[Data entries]
# # # # #

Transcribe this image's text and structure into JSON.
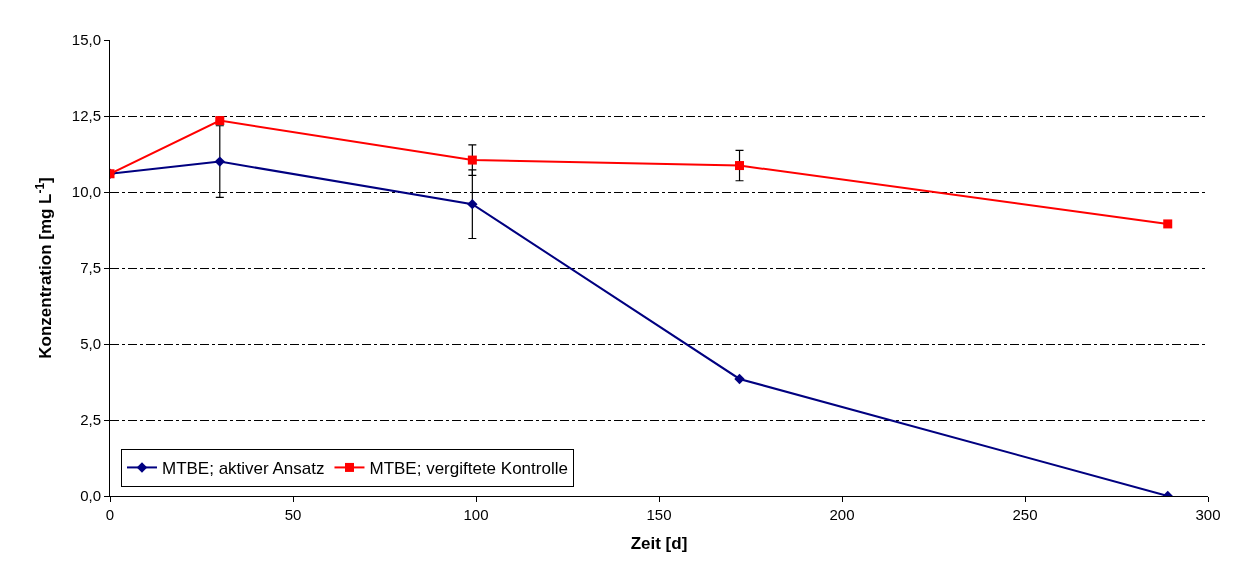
{
  "chart_data": {
    "type": "line",
    "xlabel": "Zeit [d]",
    "ylabel": "Konzentration [mg L$^{-1}$]",
    "series": [
      {
        "name": "MTBE; aktiver Ansatz",
        "color": "#000080",
        "marker": "diamond",
        "x": [
          0,
          30,
          99,
          172,
          289
        ],
        "values": [
          10.6,
          11.0,
          9.6,
          3.85,
          0.0
        ],
        "errors": [
          null,
          1.18,
          1.13,
          null,
          null
        ]
      },
      {
        "name": "MTBE; vergiftete Kontrolle",
        "color": "#ff0000",
        "marker": "square",
        "x": [
          0,
          30,
          99,
          172,
          289
        ],
        "values": [
          10.6,
          12.35,
          11.05,
          10.87,
          8.95
        ],
        "errors": [
          null,
          null,
          0.5,
          0.5,
          null
        ]
      }
    ],
    "xlim": [
      0,
      300
    ],
    "xticks": [
      0,
      50,
      100,
      150,
      200,
      250,
      300
    ],
    "ylim": [
      0,
      15
    ],
    "yticks": [
      {
        "value": 0,
        "label": "0,0"
      },
      {
        "value": 2.5,
        "label": "2,5"
      },
      {
        "value": 5,
        "label": "5,0"
      },
      {
        "value": 7.5,
        "label": "7,5"
      },
      {
        "value": 10,
        "label": "10,0"
      },
      {
        "value": 12.5,
        "label": "12,5"
      },
      {
        "value": 15,
        "label": "15,0"
      }
    ],
    "grid": "y",
    "legend": "bottom left",
    "line_style": "solid"
  }
}
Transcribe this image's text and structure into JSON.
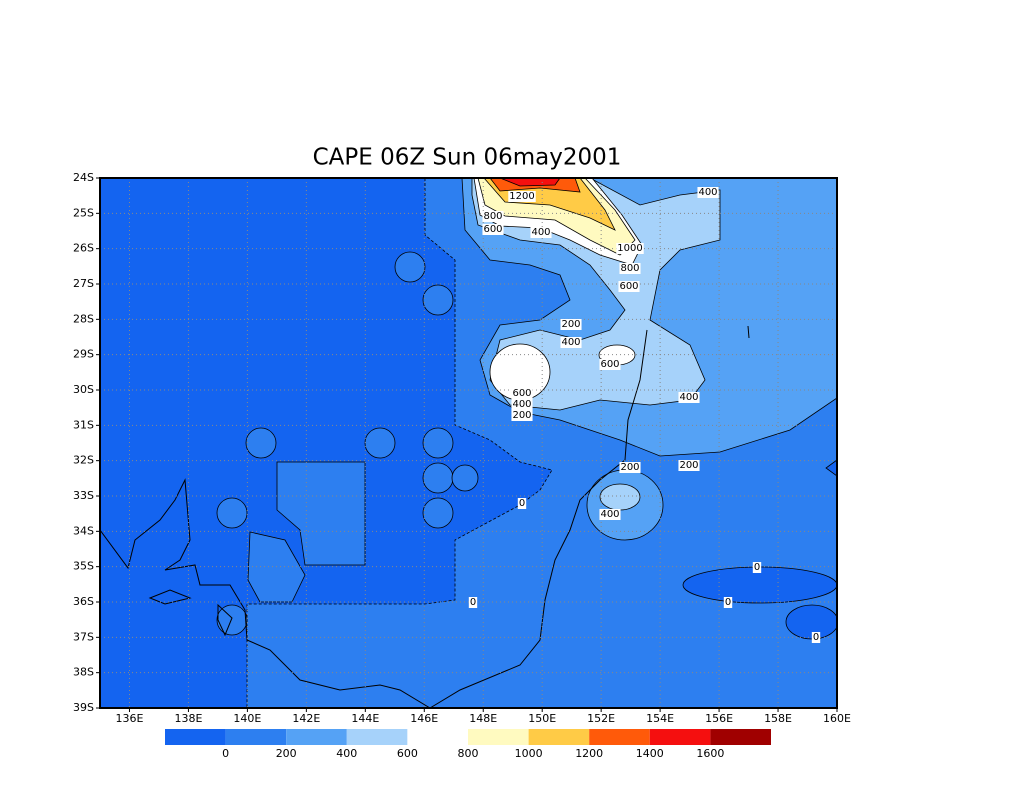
{
  "chart_data": {
    "type": "contour",
    "title": "CAPE 06Z Sun 06may2001",
    "xlim": [
      135,
      160
    ],
    "ylim": [
      -39,
      -24
    ],
    "xticks": [
      {
        "value": 136,
        "label": "136E"
      },
      {
        "value": 138,
        "label": "138E"
      },
      {
        "value": 140,
        "label": "140E"
      },
      {
        "value": 142,
        "label": "142E"
      },
      {
        "value": 144,
        "label": "144E"
      },
      {
        "value": 146,
        "label": "146E"
      },
      {
        "value": 148,
        "label": "148E"
      },
      {
        "value": 150,
        "label": "150E"
      },
      {
        "value": 152,
        "label": "152E"
      },
      {
        "value": 154,
        "label": "154E"
      },
      {
        "value": 156,
        "label": "156E"
      },
      {
        "value": 158,
        "label": "158E"
      },
      {
        "value": 160,
        "label": "160E"
      }
    ],
    "yticks": [
      {
        "value": -24,
        "label": "24S"
      },
      {
        "value": -25,
        "label": "25S"
      },
      {
        "value": -26,
        "label": "26S"
      },
      {
        "value": -27,
        "label": "27S"
      },
      {
        "value": -28,
        "label": "28S"
      },
      {
        "value": -29,
        "label": "29S"
      },
      {
        "value": -30,
        "label": "30S"
      },
      {
        "value": -31,
        "label": "31S"
      },
      {
        "value": -32,
        "label": "32S"
      },
      {
        "value": -33,
        "label": "33S"
      },
      {
        "value": -34,
        "label": "34S"
      },
      {
        "value": -35,
        "label": "35S"
      },
      {
        "value": -36,
        "label": "36S"
      },
      {
        "value": -37,
        "label": "37S"
      },
      {
        "value": -38,
        "label": "38S"
      },
      {
        "value": -39,
        "label": "39S"
      }
    ],
    "grid": true,
    "colorbar": {
      "colors": [
        "#1464f0",
        "#2d7ff0",
        "#55a2f5",
        "#a6d2fa",
        "#ffffff",
        "#fffac0",
        "#ffcb46",
        "#ff5a0a",
        "#f50f0f",
        "#a00000"
      ],
      "labels": [
        0,
        200,
        400,
        600,
        800,
        1000,
        1200,
        1400,
        1600
      ]
    },
    "contour_labels": [
      400,
      1200,
      800,
      600,
      400,
      1000,
      800,
      600,
      200,
      400,
      600,
      600,
      400,
      200,
      400,
      200,
      200,
      0,
      400,
      0,
      0,
      0,
      0
    ]
  }
}
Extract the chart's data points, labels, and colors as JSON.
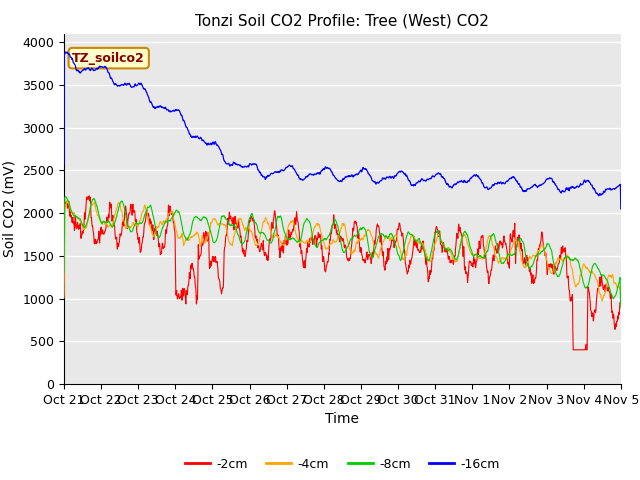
{
  "title": "Tonzi Soil CO2 Profile: Tree (West) CO2",
  "ylabel": "Soil CO2 (mV)",
  "xlabel": "Time",
  "annotation": "TZ_soilco2",
  "x_tick_labels": [
    "Oct 21",
    "Oct 22",
    "Oct 23",
    "Oct 24",
    "Oct 25",
    "Oct 26",
    "Oct 27",
    "Oct 28",
    "Oct 29",
    "Oct 30",
    "Oct 31",
    "Nov 1",
    "Nov 2",
    "Nov 3",
    "Nov 4",
    "Nov 5"
  ],
  "ylim": [
    0,
    4100
  ],
  "legend_labels": [
    "-2cm",
    "-4cm",
    "-8cm",
    "-16cm"
  ],
  "legend_colors": [
    "#ff0000",
    "#ffa500",
    "#00cc00",
    "#0000ff"
  ],
  "colors": {
    "2cm": "#ff0000",
    "4cm": "#ffa500",
    "8cm": "#00cc00",
    "16cm": "#0000ff"
  },
  "bg_color": "#e8e8e8",
  "title_fontsize": 11,
  "axis_fontsize": 10,
  "tick_fontsize": 9
}
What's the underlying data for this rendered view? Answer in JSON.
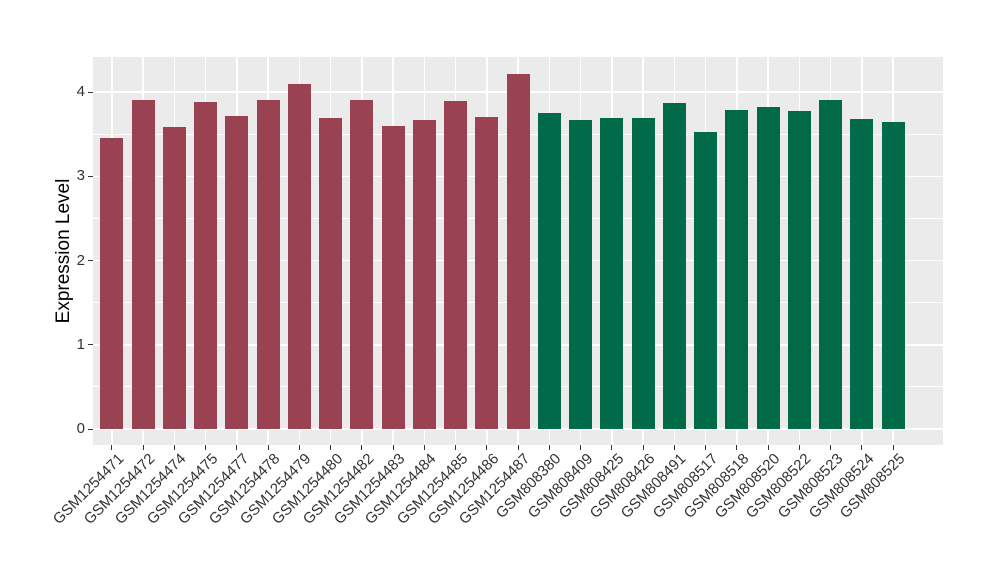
{
  "figure": {
    "background": "#FFFFFF",
    "panel_background": "#EBEBEB",
    "grid_color": "#FFFFFF",
    "tick_color": "#333333",
    "axis_text_color": "#333333",
    "axis_title_color": "#000000"
  },
  "chart_data": {
    "type": "bar",
    "title": "",
    "xlabel": "",
    "ylabel": "Expression Level",
    "ylim": [
      0,
      4.42
    ],
    "yticks": [
      0,
      1,
      2,
      3,
      4
    ],
    "yticks_minor": [
      0.5,
      1.5,
      2.5,
      3.5
    ],
    "grid": "on",
    "legend": "none",
    "group_colors": [
      "#9A4252",
      "#016A49"
    ],
    "bars": [
      {
        "label": "GSM1254471",
        "value": 3.46,
        "group": 0
      },
      {
        "label": "GSM1254472",
        "value": 3.91,
        "group": 0
      },
      {
        "label": "GSM1254474",
        "value": 3.59,
        "group": 0
      },
      {
        "label": "GSM1254475",
        "value": 3.88,
        "group": 0
      },
      {
        "label": "GSM1254477",
        "value": 3.72,
        "group": 0
      },
      {
        "label": "GSM1254478",
        "value": 3.91,
        "group": 0
      },
      {
        "label": "GSM1254479",
        "value": 4.09,
        "group": 0
      },
      {
        "label": "GSM1254480",
        "value": 3.69,
        "group": 0
      },
      {
        "label": "GSM1254482",
        "value": 3.91,
        "group": 0
      },
      {
        "label": "GSM1254483",
        "value": 3.6,
        "group": 0
      },
      {
        "label": "GSM1254484",
        "value": 3.67,
        "group": 0
      },
      {
        "label": "GSM1254485",
        "value": 3.89,
        "group": 0
      },
      {
        "label": "GSM1254486",
        "value": 3.7,
        "group": 0
      },
      {
        "label": "GSM1254487",
        "value": 4.21,
        "group": 0
      },
      {
        "label": "GSM808380",
        "value": 3.75,
        "group": 1
      },
      {
        "label": "GSM808409",
        "value": 3.67,
        "group": 1
      },
      {
        "label": "GSM808425",
        "value": 3.69,
        "group": 1
      },
      {
        "label": "GSM808426",
        "value": 3.69,
        "group": 1
      },
      {
        "label": "GSM808491",
        "value": 3.87,
        "group": 1
      },
      {
        "label": "GSM808517",
        "value": 3.52,
        "group": 1
      },
      {
        "label": "GSM808518",
        "value": 3.79,
        "group": 1
      },
      {
        "label": "GSM808520",
        "value": 3.82,
        "group": 1
      },
      {
        "label": "GSM808522",
        "value": 3.78,
        "group": 1
      },
      {
        "label": "GSM808523",
        "value": 3.91,
        "group": 1
      },
      {
        "label": "GSM808524",
        "value": 3.68,
        "group": 1
      },
      {
        "label": "GSM808525",
        "value": 3.64,
        "group": 1
      }
    ]
  }
}
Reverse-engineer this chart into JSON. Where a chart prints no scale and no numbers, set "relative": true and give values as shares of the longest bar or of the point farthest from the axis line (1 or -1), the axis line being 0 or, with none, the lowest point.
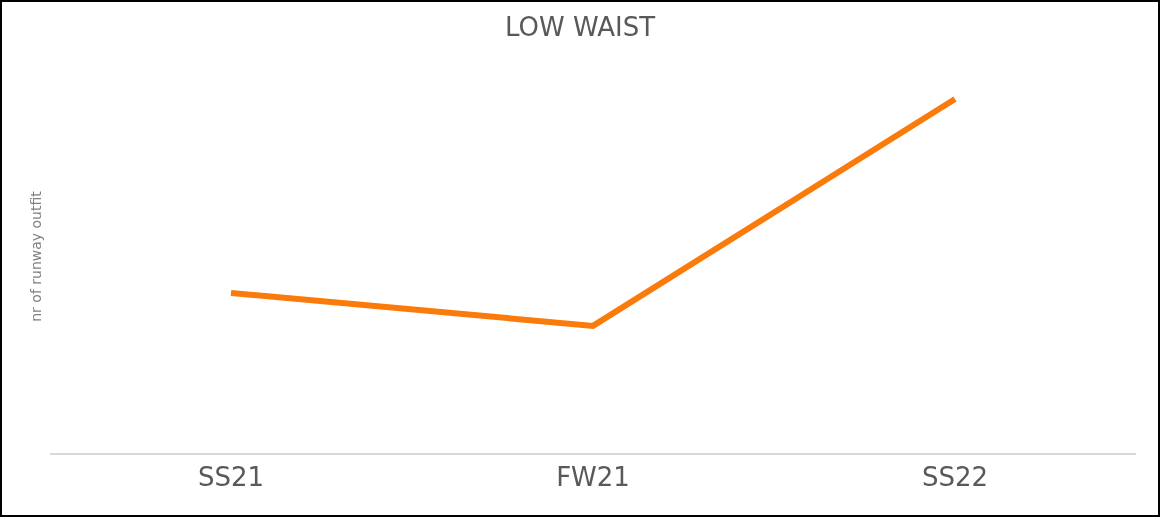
{
  "chart_data": {
    "type": "line",
    "title": "LOW WAIST",
    "ylabel": "nr of runway outfit",
    "categories": [
      "SS21",
      "FW21",
      "SS22"
    ],
    "relative": true,
    "series": [
      {
        "color": "#fa7a0a",
        "values": [
          0.452,
          0.359,
          1
        ]
      }
    ],
    "grid": false,
    "marker": "none",
    "line_style": "solid"
  }
}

# # # # #

**The task**: Determine how many lines of the listing above include the word "none", and report that number only.

**Right answer**: 3